▶ What is expected:
Put into a numbered list the part of the listing that opens with the line containing "- table-row: 类别 混凝土墙: [27, 388, 663, 419]" and closes with the line containing "- search-placeholder: 搜索构件...: [49, 165, 114, 180]", leaving out any blank lines.

▶ Records provided:
>>>

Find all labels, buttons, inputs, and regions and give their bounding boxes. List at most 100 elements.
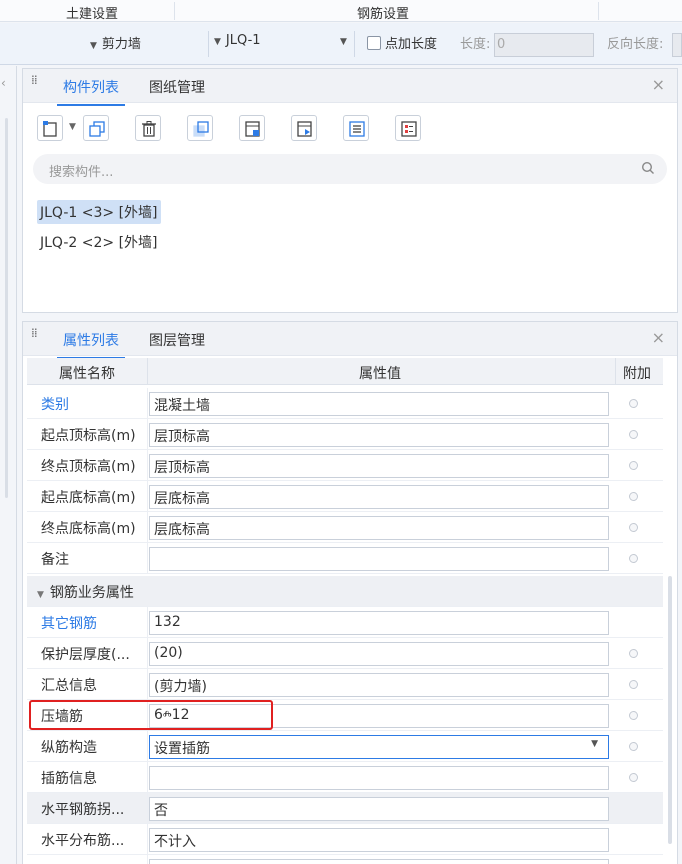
- table-row: 类别 混凝土墙: [27, 388, 663, 419]
- extra-radio[interactable]: [629, 742, 638, 751]
- property-value-field[interactable]: 层底标高: [149, 516, 609, 540]
- extra-radio[interactable]: [629, 711, 638, 720]
- header-property-value: 属性值: [359, 366, 401, 382]
- copy-layer-icon[interactable]: [187, 115, 213, 141]
- table-row: 汇总信息 (剪力墙): [27, 669, 663, 700]
- property-value-field[interactable]: (剪力墙): [149, 673, 609, 697]
- table-header: 属性名称 属性值 附加: [27, 358, 663, 385]
- property-value-field[interactable]: 不计入: [149, 828, 609, 852]
- divider: [147, 358, 148, 385]
- property-name: 类别: [41, 397, 69, 413]
- table-row: 其它钢筋 132: [27, 607, 663, 638]
- tab-property-list[interactable]: 属性列表: [57, 330, 125, 359]
- group-row-rebar[interactable]: ▼ 钢筋业务属性: [27, 576, 663, 607]
- delete-icon[interactable]: [135, 115, 161, 141]
- component-list-panel: ⁞⁞ 构件列表 图纸管理 × ▼ 搜索构件... JLQ-1 <3> [外墙] …: [22, 68, 678, 313]
- extra-radio[interactable]: [629, 430, 638, 439]
- search-placeholder: 搜索构件...: [49, 165, 114, 180]
- table-row: 插筋信息: [27, 762, 663, 793]
- table-row: 起点底标高(m) 层底标高: [27, 481, 663, 512]
- component-name-select[interactable]: ▼ JLQ-1: [214, 33, 261, 55]
- drag-handle-icon[interactable]: ⁞⁞: [31, 74, 39, 86]
- toolbar: ▼ 剪力墙 ▼ JLQ-1 ▼ 点加长度 长度: 0 反向长度:: [0, 23, 682, 65]
- search-icon[interactable]: [641, 161, 655, 179]
- component-type-select[interactable]: ▼ 剪力墙: [90, 33, 141, 55]
- rebar-group-label: ▼ 钢筋业务属性: [37, 585, 134, 601]
- tab-component-list[interactable]: 构件列表: [57, 77, 125, 106]
- chevron-down-icon[interactable]: ▼: [69, 122, 76, 132]
- component-search-input[interactable]: 搜索构件...: [33, 154, 667, 184]
- checkbox-icon[interactable]: [367, 36, 381, 50]
- divider: [174, 2, 175, 20]
- component-type-value: 剪力墙: [101, 37, 141, 52]
- sort-icon[interactable]: [343, 115, 369, 141]
- chevron-down-icon[interactable]: ▼: [591, 739, 598, 749]
- table-row: 保护层厚度(... (20): [27, 638, 663, 669]
- property-name: 水平分布筋...: [41, 833, 125, 849]
- property-value-field[interactable]: 132: [149, 611, 609, 635]
- extra-radio[interactable]: [629, 649, 638, 658]
- panel-header: ⁞⁞ 构件列表 图纸管理 ×: [23, 69, 677, 106]
- extra-radio[interactable]: [629, 680, 638, 689]
- collapse-icon[interactable]: ‹: [1, 76, 6, 90]
- copy-icon[interactable]: [83, 115, 109, 141]
- close-icon[interactable]: ×: [652, 75, 665, 94]
- new-icon[interactable]: [37, 115, 63, 141]
- property-value-field[interactable]: 层顶标高: [149, 454, 609, 478]
- header-property-name: 属性名称: [59, 366, 115, 382]
- table-row: 终点底标高(m) 层底标高: [27, 512, 663, 543]
- drag-handle-icon[interactable]: ⁞⁞: [31, 327, 39, 339]
- property-value-field[interactable]: [149, 859, 609, 864]
- property-value-field[interactable]: 层顶标高: [149, 423, 609, 447]
- property-value-field[interactable]: [149, 766, 609, 790]
- property-value-select[interactable]: 设置插筋 ▼: [149, 735, 609, 759]
- property-value-field[interactable]: 否: [149, 797, 609, 821]
- extra-radio[interactable]: [629, 492, 638, 501]
- property-name: 终点顶标高(m): [41, 459, 136, 475]
- ribbon-tabs: 土建设置 钢筋设置: [0, 0, 682, 22]
- reverse-length-input[interactable]: [672, 33, 682, 57]
- extra-radio[interactable]: [629, 461, 638, 470]
- scrollbar[interactable]: [5, 118, 8, 498]
- component-item[interactable]: JLQ-1 <3> [外墙]: [37, 200, 161, 224]
- property-name: 其它钢筋: [41, 616, 97, 632]
- tab-rebar-settings[interactable]: 钢筋设置: [357, 3, 409, 22]
- tab-drawing-management[interactable]: 图纸管理: [149, 77, 205, 97]
- chevron-down-icon: ▼: [214, 37, 221, 47]
- close-icon[interactable]: ×: [652, 328, 665, 347]
- property-value-text: 设置插筋: [154, 741, 210, 757]
- table-row: 备注: [27, 543, 663, 574]
- import-icon[interactable]: [291, 115, 317, 141]
- table-row: [27, 855, 663, 864]
- property-value-field[interactable]: 混凝土墙: [149, 392, 609, 416]
- property-value-field[interactable]: (20): [149, 642, 609, 666]
- layer-copy-icon[interactable]: [239, 115, 265, 141]
- length-label: 长度:: [460, 37, 491, 52]
- property-name: 起点顶标高(m): [41, 428, 136, 444]
- tab-civil-settings[interactable]: 土建设置: [66, 3, 118, 22]
- extra-radio[interactable]: [629, 399, 638, 408]
- divider: [354, 31, 355, 57]
- point-length-checkbox[interactable]: 点加长度: [367, 33, 437, 55]
- tab-layer-management[interactable]: 图层管理: [149, 330, 205, 350]
- table-row: 水平钢筋拐... 否: [27, 793, 663, 824]
- length-input[interactable]: 0: [494, 33, 594, 57]
- divider: [598, 2, 599, 20]
- chevron-down-icon[interactable]: ▼: [37, 590, 44, 600]
- property-name: 起点底标高(m): [41, 490, 136, 506]
- extra-radio[interactable]: [629, 773, 638, 782]
- table-row: 起点顶标高(m) 层顶标高: [27, 419, 663, 450]
- property-value-field[interactable]: [149, 547, 609, 571]
- divider: [615, 358, 616, 385]
- property-scrollbar[interactable]: [668, 576, 672, 844]
- property-name: 保护层厚度(...: [41, 647, 130, 663]
- component-item[interactable]: JLQ-2 <2> [外墙]: [37, 230, 161, 254]
- filter-icon[interactable]: [395, 115, 421, 141]
- property-value-field[interactable]: 层底标高: [149, 485, 609, 509]
- chevron-down-icon[interactable]: ▼: [340, 33, 352, 55]
- property-name: 插筋信息: [41, 771, 97, 787]
- extra-radio[interactable]: [629, 554, 638, 563]
- table-row: 终点顶标高(m) 层顶标高: [27, 450, 663, 481]
- table-row: 纵筋构造 设置插筋 ▼: [27, 731, 663, 762]
- extra-radio[interactable]: [629, 523, 638, 532]
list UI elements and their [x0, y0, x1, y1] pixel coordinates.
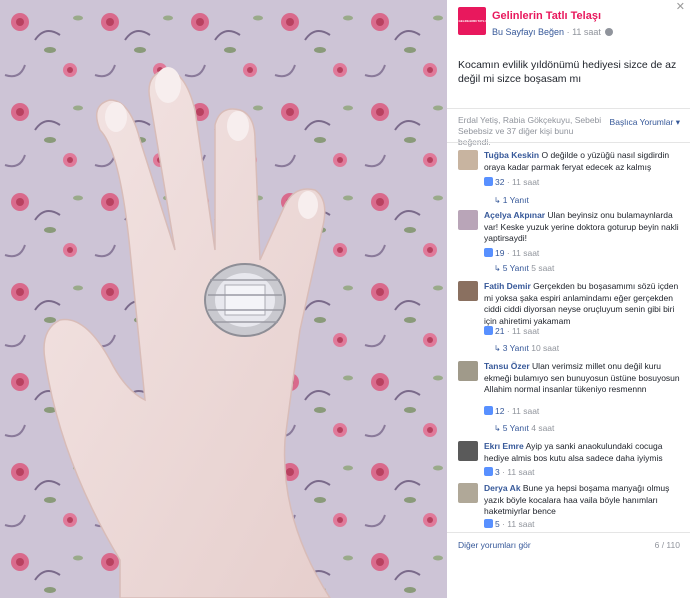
reply-time: 5 saat — [531, 263, 555, 273]
comment-body: Tansu Özer Ulan verimsiz millet onu deği… — [484, 361, 680, 396]
divider — [447, 532, 690, 533]
hand-with-ring-image — [0, 0, 447, 598]
page-avatar[interactable]: GELINLERIN TATLI TELAŞI — [458, 7, 486, 51]
view-replies-link[interactable]: ↳ 5 Yanıt 5 saat — [494, 263, 554, 273]
comment-time[interactable]: 11 saat — [507, 467, 534, 477]
page-logo-text: GELINLERIN TATLI TELAŞI — [458, 19, 486, 51]
reply-arrow-icon: ↳ — [494, 196, 501, 205]
comment-body: Ekrı Emre Ayip ya sanki anaokulundaki co… — [484, 441, 680, 464]
like-thumb-icon — [484, 519, 493, 528]
replies-count: 1 Yanıt — [502, 195, 529, 205]
comment-actions: 21 · 11 saat — [484, 326, 539, 336]
meta-separator: · — [564, 27, 573, 37]
reply-arrow-icon: ↳ — [494, 424, 501, 433]
commenter-name[interactable]: Ekrı Emre — [484, 441, 524, 451]
post-time[interactable]: 11 saat — [572, 27, 601, 37]
post-photo[interactable] — [0, 0, 447, 598]
like-thumb-icon — [484, 248, 493, 257]
view-more-comments-link[interactable]: Diğer yorumları gör — [458, 540, 531, 550]
comment-body: Tuğba Keskin O değilde o yüzüğü nasıl si… — [484, 150, 680, 173]
like-page-link[interactable]: Bu Sayfayı Beğen — [492, 27, 564, 37]
comment-body: Fatih Demir Gerçekden bu boşasamımı sözü… — [484, 281, 680, 327]
commenter-name[interactable]: Tuğba Keskin — [484, 150, 539, 160]
like-thumb-icon — [484, 326, 493, 335]
comment-time[interactable]: 11 saat — [512, 177, 539, 187]
comment-like-count[interactable]: 3 — [495, 467, 500, 477]
post-text: Kocamın evlilik yıldönümü hediyesi sizce… — [458, 59, 677, 85]
comment-actions: 19 · 11 saat — [484, 248, 539, 258]
comment-like-count[interactable]: 21 — [495, 326, 504, 336]
divider — [447, 108, 690, 109]
comment-like-count[interactable]: 19 — [495, 248, 504, 258]
post-header: GELINLERIN TATLI TELAŞI Gelinlerin Tatlı… — [458, 7, 678, 51]
post-meta: Bu Sayfayı Beğen · 11 saat — [492, 27, 614, 37]
commenter-avatar[interactable] — [458, 210, 478, 230]
chevron-down-icon: ▾ — [675, 117, 680, 127]
comment-time[interactable]: 11 saat — [512, 326, 539, 336]
comment-time[interactable]: 11 saat — [512, 406, 539, 416]
ring — [204, 263, 286, 337]
commenter-name[interactable]: Fatih Demir — [484, 281, 531, 291]
reply-arrow-icon: ↳ — [494, 344, 501, 353]
comment-actions: 3 · 11 saat — [484, 467, 535, 477]
commenter-avatar[interactable] — [458, 441, 478, 461]
divider — [447, 142, 690, 143]
comment-actions: 32 · 11 saat — [484, 177, 539, 187]
comments-count: 6 / 110 — [654, 540, 680, 550]
globe-icon — [605, 28, 614, 36]
reply-time: 10 saat — [531, 343, 560, 353]
post-details-panel: ✕ GELINLERIN TATLI TELAŞI Gelinlerin Tat… — [447, 0, 690, 598]
replies-count: 3 Yanıt — [502, 343, 529, 353]
likes-summary[interactable]: Erdal Yetiş, Rabia Gökçekuyu, Sebebi Seb… — [458, 115, 608, 148]
commenter-avatar[interactable] — [458, 361, 478, 381]
commenter-name[interactable]: Tansu Özer — [484, 361, 530, 371]
replies-count: 5 Yanıt — [502, 423, 529, 433]
reply-time: 4 saat — [531, 423, 555, 433]
comment-actions: 5 · 11 saat — [484, 519, 535, 529]
replies-count: 5 Yanıt — [502, 263, 529, 273]
comment-body: Açelya Akpınar Ulan beyinsiz onu bulamay… — [484, 210, 680, 245]
comment-like-count[interactable]: 5 — [495, 519, 500, 529]
commenter-avatar[interactable] — [458, 483, 478, 503]
commenter-avatar[interactable] — [458, 150, 478, 170]
view-replies-link[interactable]: ↳ 5 Yanıt 4 saat — [494, 423, 554, 433]
commenter-name[interactable]: Açelya Akpınar — [484, 210, 545, 220]
commenter-name[interactable]: Derya Ak — [484, 483, 521, 493]
view-replies-link[interactable]: ↳ 1 Yanıt — [494, 195, 529, 205]
comment-actions: 12 · 11 saat — [484, 406, 539, 416]
comment-body: Derya Ak Bune ya hepsi boşama manyağı ol… — [484, 483, 680, 518]
comment-time[interactable]: 11 saat — [512, 248, 539, 258]
comment-like-count[interactable]: 12 — [495, 406, 504, 416]
sort-label: Başlıca Yorumlar — [609, 117, 674, 127]
comment-time[interactable]: 11 saat — [507, 519, 534, 529]
commenter-avatar[interactable] — [458, 281, 478, 301]
reply-arrow-icon: ↳ — [494, 264, 501, 273]
comment-sort-dropdown[interactable]: Başlıca Yorumlar ▾ — [610, 117, 680, 128]
like-thumb-icon — [484, 467, 493, 476]
comment-like-count[interactable]: 32 — [495, 177, 504, 187]
page-name-link[interactable]: Gelinlerin Tatlı Telaşı — [492, 10, 601, 22]
like-thumb-icon — [484, 177, 493, 186]
like-thumb-icon — [484, 406, 493, 415]
view-replies-link[interactable]: ↳ 3 Yanıt 10 saat — [494, 343, 559, 353]
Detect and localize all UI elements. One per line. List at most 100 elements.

<<<

▶ Completed exercise:
1. - table-row: 类别 混凝土墙: [27, 388, 663, 419]
2. - extra-radio[interactable]: [629, 742, 638, 751]
3. - property-value-field[interactable]: 层底标高: [149, 516, 609, 540]
4. - extra-radio[interactable]: [629, 711, 638, 720]
5. - header-property-value: 属性值: [359, 366, 401, 382]
6. - copy-layer-icon[interactable]: [187, 115, 213, 141]
7. - table-row: 汇总信息 (剪力墙): [27, 669, 663, 700]
8. - property-value-field[interactable]: (剪力墙): [149, 673, 609, 697]
9. - table-header: 属性名称 属性值 附加: [27, 358, 663, 385]
10. - property-value-field[interactable]: 不计入: [149, 828, 609, 852]
11. - divider: [147, 358, 148, 385]
12. - property-name: 类别: [41, 397, 69, 413]
13. - table-row: 其它钢筋 132: [27, 607, 663, 638]
14. - tab-property-list[interactable]: 属性列表: [57, 330, 125, 359]
15. - group-row-rebar[interactable]: ▼ 钢筋业务属性: [27, 576, 663, 607]
16. - delete-icon[interactable]: [135, 115, 161, 141]
17. - component-list-panel: ⁞⁞ 构件列表 图纸管理 × ▼ 搜索构件... JLQ-1 <3> [外墙] …: [22, 68, 678, 313]
18. - extra-radio[interactable]: [629, 430, 638, 439]
19. - search-placeholder: 搜索构件...: [49, 165, 114, 180]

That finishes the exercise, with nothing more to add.